■ Extract provided:
-=-=-

Turk’s struggles with monogamy pale beside a greater challenge when his wife is abducted by a group of renegade, shipless Thai pirates. The U.S. government won’t help — they suspect the pirates are terrorists — and the law forbids Turk from paying the ransom. As Turk, his life skills limited to playing bass and partying, navigates the back alleys of Bangkok and the deadly jungles of Southeast Asia to save his wife, Salty heats up and sweats bullets.

Featuring skinflint American tourists, topless beaches, a hypochondriac U.S. government agent, suitcases loaded with cash, an overeager “full service” personal assistant, a horny Australian commando, inventive prostitutes, and an urbane pirate with a fetish for alabaster skin, this is a hilariously entertaining, thoroughly debauched novel — with a happy finish.

-=-=-

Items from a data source
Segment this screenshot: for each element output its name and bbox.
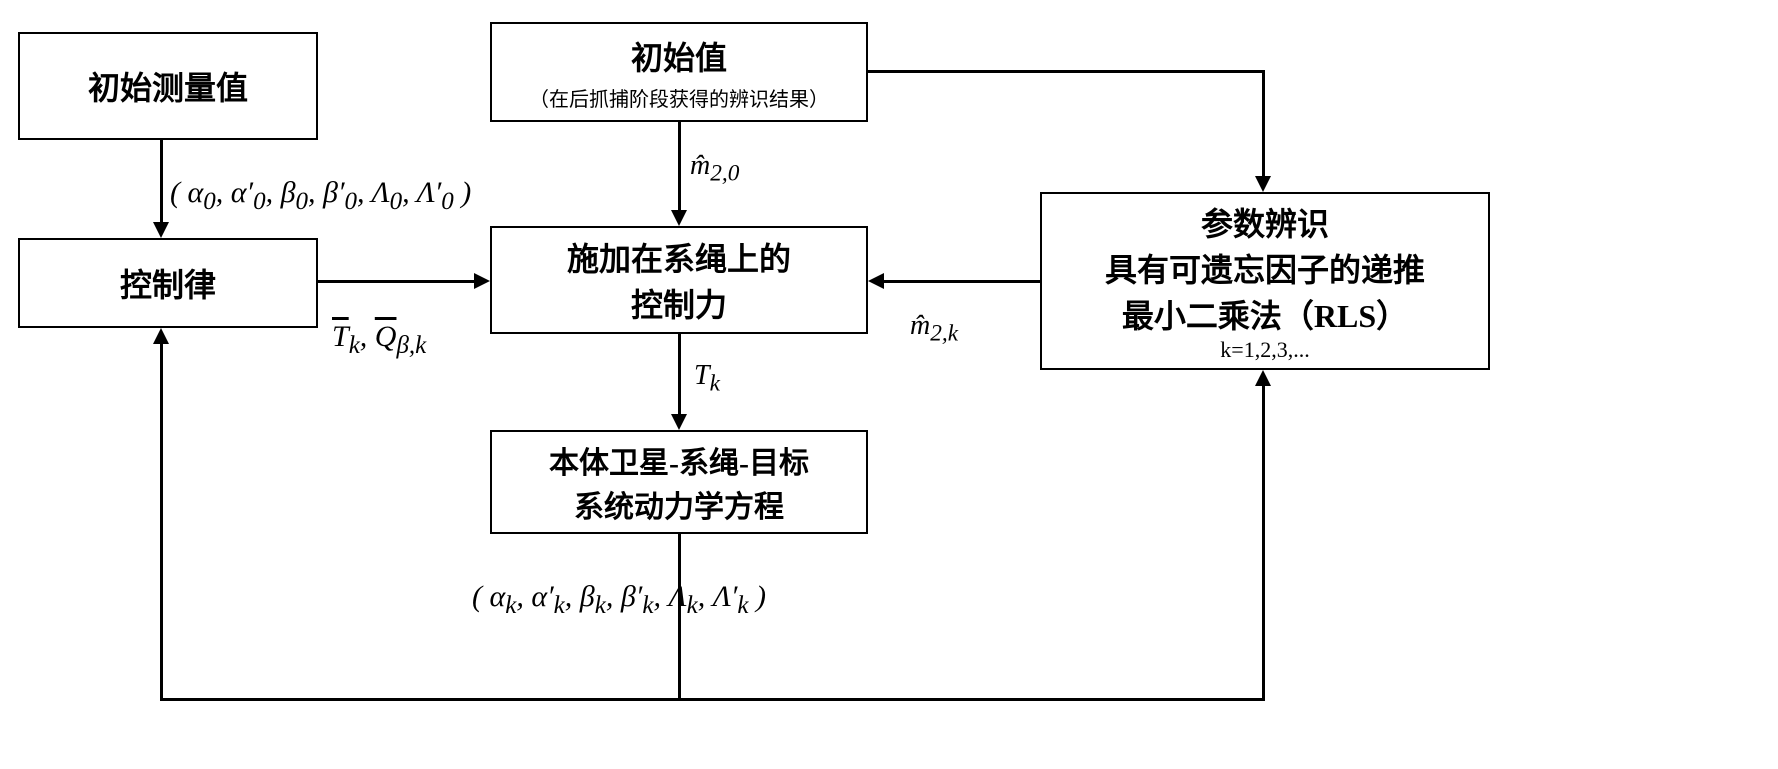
edge-controlforce-dynamics-label: Tk (694, 360, 720, 398)
edge-initvalue-paramid-h (868, 70, 1265, 73)
edge-controllaw-controlforce (318, 280, 474, 283)
edge-controlforce-dynamics-head (671, 414, 687, 430)
edge-paramid-controlforce-head (868, 273, 884, 289)
node-param-id-line4: k=1,2,3,... (1220, 337, 1309, 363)
edge-initvalue-controlforce-label: m̂2,0 (690, 150, 739, 188)
node-init-measure: 初始测量值 (18, 32, 318, 140)
node-control-law-title: 控制律 (120, 260, 216, 306)
node-param-id-line3: 最小二乘法（RLS） (1122, 291, 1408, 337)
node-dynamics-line2: 系统动力学方程 (574, 482, 784, 526)
edge-paramid-controlforce (884, 280, 1040, 283)
node-control-force-line2: 控制力 (631, 280, 727, 326)
node-dynamics-line1: 本体卫星-系绳-目标 (549, 438, 809, 482)
edge-feedback-controllaw-v (160, 344, 163, 700)
edge-feedback-paramid-head (1255, 370, 1271, 386)
edge-dynamics-out-label: ( αk, α′k, βk, β′k, Λk, Λ′k ) (472, 580, 766, 620)
node-param-id-line2: 具有可遗忘因子的递推 (1105, 245, 1425, 291)
edge-controllaw-controlforce-label: Tk, Qβ,k (332, 320, 426, 360)
edge-initvalue-paramid-v (1262, 70, 1265, 176)
edge-controlforce-dynamics (678, 334, 681, 414)
edge-feedback-paramid-v (1262, 386, 1265, 700)
node-init-value-title: 初始值 (631, 33, 727, 79)
node-control-law: 控制律 (18, 238, 318, 328)
edge-feedback-controllaw-h (160, 698, 681, 701)
node-param-id-line1: 参数辨识 (1201, 199, 1329, 245)
node-control-force-line1: 施加在系绳上的 (567, 234, 791, 280)
edge-initmeasure-controllaw-label: ( α0, α′0, β0, β′0, Λ0, Λ′0 ) (170, 176, 471, 216)
node-init-value-subtitle: （在后抓捕阶段获得的辨识结果） (529, 83, 829, 112)
edge-initmeasure-controllaw (160, 140, 163, 222)
edge-initvalue-controlforce (678, 122, 681, 210)
node-param-id: 参数辨识 具有可遗忘因子的递推 最小二乘法（RLS） k=1,2,3,... (1040, 192, 1490, 370)
node-control-force: 施加在系绳上的 控制力 (490, 226, 868, 334)
edge-controllaw-controlforce-head (474, 273, 490, 289)
edge-feedback-controllaw-head (153, 328, 169, 344)
node-init-value: 初始值 （在后抓捕阶段获得的辨识结果） (490, 22, 868, 122)
edge-initmeasure-controllaw-head (153, 222, 169, 238)
edge-paramid-controlforce-label: m̂2,k (910, 310, 958, 348)
node-dynamics: 本体卫星-系绳-目标 系统动力学方程 (490, 430, 868, 534)
edge-initvalue-paramid-head (1255, 176, 1271, 192)
node-init-measure-title: 初始测量值 (88, 63, 248, 109)
edge-feedback-paramid-h (678, 698, 1265, 701)
edge-initvalue-controlforce-head (671, 210, 687, 226)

-=-=-

■ Problem requirements: Reproduce word for word the part of the book description that opens with the words containing "Featuring skinflint American" and closes with "a happy finish.". Please work only from the book description and leave the lines aside.

■ Completed exercise:
Featuring skinflint American tourists, topless beaches, a hypochondriac U.S. government agent, suitcases loaded with cash, an overeager “full service” personal assistant, a horny Australian commando, inventive prostitutes, and an urbane pirate with a fetish for alabaster skin, this is a hilariously entertaining, thoroughly debauched novel — with a happy finish.